**WORK TO BE COMPLETED:** Across the entries, how many lines have the string "Schluß" in them? Reply with only a number.

(Extracted data entries)
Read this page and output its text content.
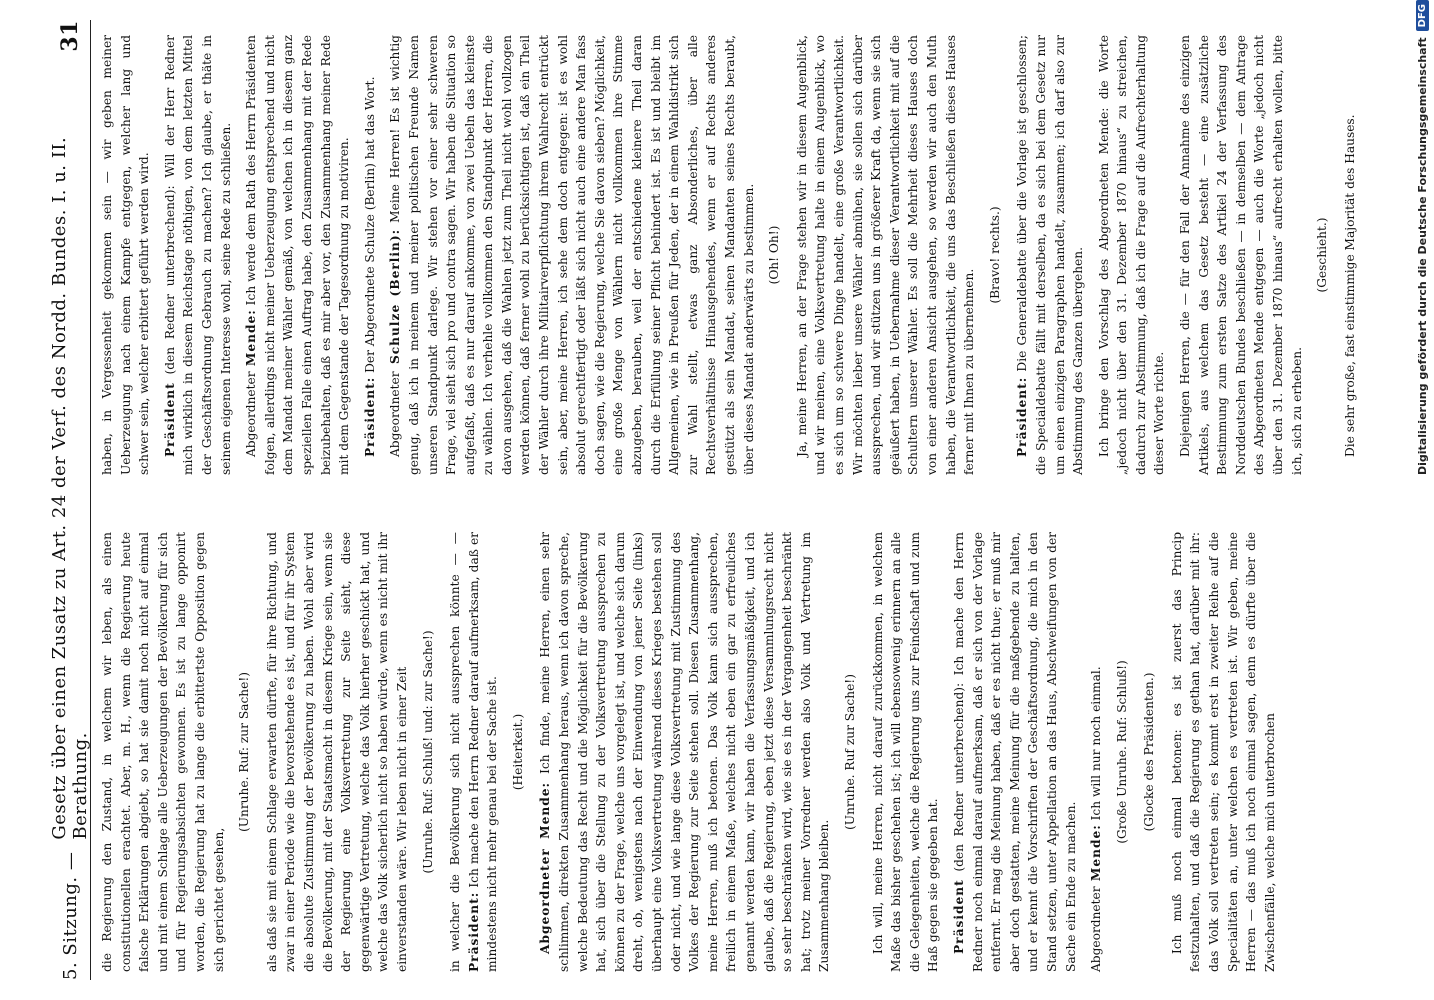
5. Sitzung. —
Gesetz über einen Zusatz zu Art. 24 der Verf. des Nordd. Bundes. I. u. II. Berathung.
31

die Regierung den Zustand, in welchem wir leben, als einen constitutionellen erachtet. Aber, m. H., wenn die Regierung heute falsche Erklärungen abgiebt, so hat sie damit noch nicht auf einmal und mit einem Schlage alle Ueberzeugungen der Bevölkerung für sich und für Regierungsabsichten gewonnen. Es ist zu lange opponirt worden, die Regierung hat zu lange die erbittertste Opposition gegen sich gerichtet gesehen,

(Unruhe. Ruf: zur Sache!) als daß sie mit einem Schlage erwarten dürfte, für ihre Richtung, und zwar in einer Periode wie die bevorstehende es ist, und für ihr System die absolute Zustimmung der Bevölkerung zu haben. Wohl aber wird die Bevölkerung, mit der Staatsmacht in diesem Kriege sein, wenn sie der Regierung eine Volksvertretung zur Seite sieht, diese gegenwärtige Vertretung, welche das Volk hierher geschickt hat, und welche das Volk sicherlich nicht so haben würde, wenn es nicht mit ihr einverstanden wäre. Wir leben nicht in einer Zeit (Unruhe. Ruf: Schluß! und: zur Sache!) in welcher die Bevölkerung sich nicht aussprechen könnte — — Präsident: Ich mache den Herrn Redner darauf aufmerksam, daß er mindestens nicht mehr genau bei der Sache ist. (Heiterkeit.)

Abgeordneter Mende: Ich finde, meine Herren, einen sehr schlimmen, direkten Zusammenhang heraus, wenn ich davon spreche, welche Bedeutung das Recht und die Möglichkeit für die Bevölkerung hat, sich über die Stellung zu der Volksvertretung aussprechen zu können zu der Frage, welche uns vorgelegt ist, und welche sich darum dreht, ob, wenigstens nach der Einwendung von jener Seite (links) überhaupt eine Volksvertretung während dieses Krieges bestehen soll oder nicht, und wie lange diese Volksvertretung mit Zustimmung des Volkes der Regierung zur Seite stehen soll. Diesen Zusammenhang, meine Herren, muß ich betonen. Das Volk kann sich aussprechen, freilich in einem Maße, welches nicht eben ein gar zu erfreuliches genannt werden kann, wir haben die Verfassungsmäßigkeit, und ich glaube, daß die Regierung, eben jetzt diese Versammlungsrecht nicht so sehr beschränken wird, wie sie es in der Vergangenheit beschränkt hat; trotz meiner Vorredner werden also Volk und Vertretung im Zusammenhang bleiben.

(Unruhe. Ruf zur Sache!) Ich will, meine Herren, nicht darauf zurückkommen, in welchem Maße das bisher geschehen ist; ich will ebensowenig erinnern an alle die Gelegenheiten, welche die Regierung uns zur Feindschaft und zum Haß gegen sie gegeben hat. Präsident (den Redner unterbrechend): Ich mache den Herrn Redner noch einmal darauf aufmerksam, daß er sich von der Vorlage entfernt. Er mag die Meinung haben, daß er es nicht thue; er muß mir aber doch gestatten, meine Meinung für die maßgebende zu halten, und er kennt die Vorschriften der Geschäftsordnung, die mich in den Stand setzen, unter Appellation an das Haus, Abschweifungen von der Sache ein Ende zu machen. Abgeordneter Mende: Ich will nur noch einmal. (Große Unruhe. Ruf: Schluß!) (Glocke des Präsidenten.) Ich muß noch einmal betonen: es ist zuerst das Princip festzuhalten, und daß die Regierung es gethan hat, darüber mit ihr: das Volk soll vertreten sein; es kommt erst in zweiter Reihe auf die Specialitäten an, unter welchen es vertreten ist. Wir geben, meine Herren — das muß ich noch einmal sagen, denn es dürfte über die Zwischenfälle, welche mich unterbrochen

haben, in Vergessenheit gekommen sein — wir geben meiner Ueberzeugung nach einem Kampfe entgegen, welcher lang und schwer sein, welcher erbittert geführt werden wird. Präsident (den Redner unterbrechend): Will der Herr Redner mich wirklich in diesem Reichstage nöthigen, von dem letzten Mittel der Geschäftsordnung Gebrauch zu machen? Ich glaube, er thäte in seinem eigenen Interesse wohl, seine Rede zu schließen. Abgeordneter Mende: Ich werde dem Rath des Herrn Präsidenten folgen, allerdings nicht meiner Ueberzeugung entsprechend und nicht dem Mandat meiner Wähler gemäß, von welchen ich in diesem ganz speziellen Falle einen Auftrag habe, den Zusammenhang mit der Rede beizubehalten, daß es mir aber vor, den Zusammenhang meiner Rede mit dem Gegenstande der Tagesordnung zu motiviren. Präsident: Der Abgeordnete Schulze (Berlin) hat das Wort.

Abgeordneter Schulze (Berlin): Meine Herren! Es ist wichtig genug, daß ich in meinem und meiner politischen Freunde Namen unseren Standpunkt darlege. Wir stehen vor einer sehr schweren Frage, viel sieht sich pro und contra sagen. Wir haben die Situation so aufgefaßt, daß es nur darauf ankomme, von zwei Uebeln das kleinste zu wählen. Ich verhehle vollkommen den Standpunkt der Herren, die davon ausgehen, daß die Wahlen jetzt zum Theil nicht wohl vollzogen werden können, daß ferner wohl zu berücksichtigen ist, daß ein Theil der Wähler durch ihre Militairverpflichtung ihrem Wahlrecht entrückt sein, aber, meine Herren, ich sehe dem doch entgegen: ist es wohl absolut gerechtfertigt oder läßt sich nicht auch eine andere Man fass doch sagen, wie die Regierung, welche Sie davon sieben? Möglichkeit, eine große Menge von Wählern nicht vollkommen ihre Stimme abzugeben, berauben, weil der entschiedene kleinere Theil daran durch die Erfüllung seiner Pflicht behindert ist. Es ist und bleibt im Allgemeinen, wie in Preußen für Jeden, der in einem Wahldistrikt sich zur Wahl stellt, etwas ganz Absonderliches, über alle Rechtsverhältnisse Hinausgehendes, wenn er auf Rechts anderes gestützt als sein Mandat, seinen Mandanten seines Rechts beraubt, über dieses Mandat anderwärts zu bestimmen. (Oh! Oh!) Ja, meine Herren, an der Frage stehen wir in diesem Augenblick, und wir meinen, eine Volksvertretung halte in einem Augenblick, wo es sich um so schwere Dinge handelt, eine große Verantwortlichkeit. Wir möchten lieber unsere Wähler abmühen, sie sollen sich darüber aussprechen, und wir stützen uns in größerer Kraft da, wenn sie sich geäußert haben, in Uebernahme dieser Verantwortlichkeit mit auf die Schultern unserer Wähler. Es soll die Mehrheit dieses Hauses doch von einer anderen Ansicht ausgehen, so werden wir auch den Muth haben, die Verantwortlichkeit, die uns das Beschließen dieses Hauses ferner mit Ihnen zu übernehmen.

(Bravo! rechts.)

Präsident: Die Generaldebatte über die Vorlage ist geschlossen; die Specialdebatte fällt mit derselben, da es sich bei dem Gesetz nur um einen einzigen Paragraphen handelt, zusammen; ich darf also zur Abstimmung des Ganzen übergehen. Ich bringe den Vorschlag des Abgeordneten Mende: die Worte „jedoch nicht über den 31. Dezember 1870 hinaus“ zu streichen, dadurch zur Abstimmung, daß ich die Frage auf die Aufrechterhaltung dieser Worte richte. Diejenigen Herren, die — für den Fall der Annahme des einzigen Artikels, aus welchem das Gesetz besteht — eine zusätzliche Bestimmung zum ersten Satze des Artikel 24 der Verfassung des Norddeutschen Bundes beschließen — in demselben — dem Antrage des Abgeordneten Mende entgegen — auch die Worte „jedoch nicht über den 31. Dezember 1870 hinaus“ aufrecht erhalten wollen, bitte ich, sich zu erheben.

(Geschieht.) Die sehr große, fast einstimmige Majorität des Hauses.	Digitalisierung gefördert durch die Deutsche Forschungsgemeinschaft
DFG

**SOLVED EXERCISE:** 2